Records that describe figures
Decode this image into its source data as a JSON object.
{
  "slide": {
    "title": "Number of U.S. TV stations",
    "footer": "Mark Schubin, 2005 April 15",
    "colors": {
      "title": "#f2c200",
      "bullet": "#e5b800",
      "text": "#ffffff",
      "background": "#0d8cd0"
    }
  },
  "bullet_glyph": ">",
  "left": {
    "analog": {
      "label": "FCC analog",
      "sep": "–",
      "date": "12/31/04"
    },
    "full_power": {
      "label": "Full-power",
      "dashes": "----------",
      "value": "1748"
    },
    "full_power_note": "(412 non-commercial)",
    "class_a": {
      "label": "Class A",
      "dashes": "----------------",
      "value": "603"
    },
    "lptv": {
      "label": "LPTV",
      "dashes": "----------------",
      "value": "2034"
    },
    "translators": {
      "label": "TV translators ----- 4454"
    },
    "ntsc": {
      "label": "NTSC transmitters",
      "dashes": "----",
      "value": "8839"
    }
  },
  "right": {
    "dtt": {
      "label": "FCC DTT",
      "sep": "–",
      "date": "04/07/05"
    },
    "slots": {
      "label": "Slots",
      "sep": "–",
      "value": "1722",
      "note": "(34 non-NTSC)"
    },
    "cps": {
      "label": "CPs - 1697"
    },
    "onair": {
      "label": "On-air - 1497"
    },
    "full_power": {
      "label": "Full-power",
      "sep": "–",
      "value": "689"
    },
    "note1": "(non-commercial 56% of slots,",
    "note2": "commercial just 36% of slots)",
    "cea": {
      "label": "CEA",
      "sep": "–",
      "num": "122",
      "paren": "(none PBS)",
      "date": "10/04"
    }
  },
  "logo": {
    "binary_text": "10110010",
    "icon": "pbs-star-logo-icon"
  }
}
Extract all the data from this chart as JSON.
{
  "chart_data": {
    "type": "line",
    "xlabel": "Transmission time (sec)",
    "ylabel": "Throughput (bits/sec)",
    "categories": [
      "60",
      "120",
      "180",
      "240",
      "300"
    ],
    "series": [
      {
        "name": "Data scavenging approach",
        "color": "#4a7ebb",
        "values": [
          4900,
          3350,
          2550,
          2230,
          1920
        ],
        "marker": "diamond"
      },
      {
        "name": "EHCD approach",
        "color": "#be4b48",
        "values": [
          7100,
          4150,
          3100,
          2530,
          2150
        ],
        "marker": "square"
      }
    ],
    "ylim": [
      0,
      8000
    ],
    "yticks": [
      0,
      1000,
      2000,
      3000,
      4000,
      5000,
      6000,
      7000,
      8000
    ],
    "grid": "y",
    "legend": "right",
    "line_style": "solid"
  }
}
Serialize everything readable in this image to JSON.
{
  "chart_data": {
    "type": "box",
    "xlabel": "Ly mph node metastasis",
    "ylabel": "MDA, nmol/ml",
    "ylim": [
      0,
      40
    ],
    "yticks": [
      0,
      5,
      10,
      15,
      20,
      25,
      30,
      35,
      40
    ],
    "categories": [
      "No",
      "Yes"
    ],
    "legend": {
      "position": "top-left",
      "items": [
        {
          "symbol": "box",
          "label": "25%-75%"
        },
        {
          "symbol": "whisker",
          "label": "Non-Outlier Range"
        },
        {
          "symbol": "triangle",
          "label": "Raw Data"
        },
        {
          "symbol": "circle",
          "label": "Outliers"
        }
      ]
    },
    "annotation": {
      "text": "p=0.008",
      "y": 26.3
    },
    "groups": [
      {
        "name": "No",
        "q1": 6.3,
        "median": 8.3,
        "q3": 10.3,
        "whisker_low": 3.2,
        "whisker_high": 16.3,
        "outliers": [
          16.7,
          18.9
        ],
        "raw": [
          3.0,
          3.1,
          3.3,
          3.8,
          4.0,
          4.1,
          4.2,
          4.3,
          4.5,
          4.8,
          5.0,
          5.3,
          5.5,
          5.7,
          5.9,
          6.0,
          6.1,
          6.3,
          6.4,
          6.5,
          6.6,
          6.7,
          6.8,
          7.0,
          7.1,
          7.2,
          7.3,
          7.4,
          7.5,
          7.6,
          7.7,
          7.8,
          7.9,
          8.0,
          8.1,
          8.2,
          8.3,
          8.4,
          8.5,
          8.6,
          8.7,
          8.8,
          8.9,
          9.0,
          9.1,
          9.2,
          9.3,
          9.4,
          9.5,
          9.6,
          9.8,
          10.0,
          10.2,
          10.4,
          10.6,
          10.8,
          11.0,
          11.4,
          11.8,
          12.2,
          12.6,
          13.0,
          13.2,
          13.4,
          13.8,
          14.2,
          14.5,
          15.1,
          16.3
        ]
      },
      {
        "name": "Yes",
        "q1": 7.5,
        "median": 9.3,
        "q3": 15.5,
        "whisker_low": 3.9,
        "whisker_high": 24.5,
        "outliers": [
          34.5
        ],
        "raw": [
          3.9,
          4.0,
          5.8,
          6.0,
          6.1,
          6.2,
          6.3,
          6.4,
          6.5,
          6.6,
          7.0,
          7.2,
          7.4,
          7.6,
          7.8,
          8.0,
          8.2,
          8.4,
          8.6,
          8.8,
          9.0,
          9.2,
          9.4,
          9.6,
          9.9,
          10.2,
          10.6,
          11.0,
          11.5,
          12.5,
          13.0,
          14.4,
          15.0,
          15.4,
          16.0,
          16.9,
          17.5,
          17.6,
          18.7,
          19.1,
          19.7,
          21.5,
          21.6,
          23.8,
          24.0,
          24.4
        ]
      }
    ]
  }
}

[DESCRIPTION OF THE TASK]
Wherever the word "xlabel" occurs in a line of the listing, copy that line.

[EXERCISE OUTPUT]
    "xlabel": "Transmission time (sec)",
    "xlabel": "Ly mph node metastasis",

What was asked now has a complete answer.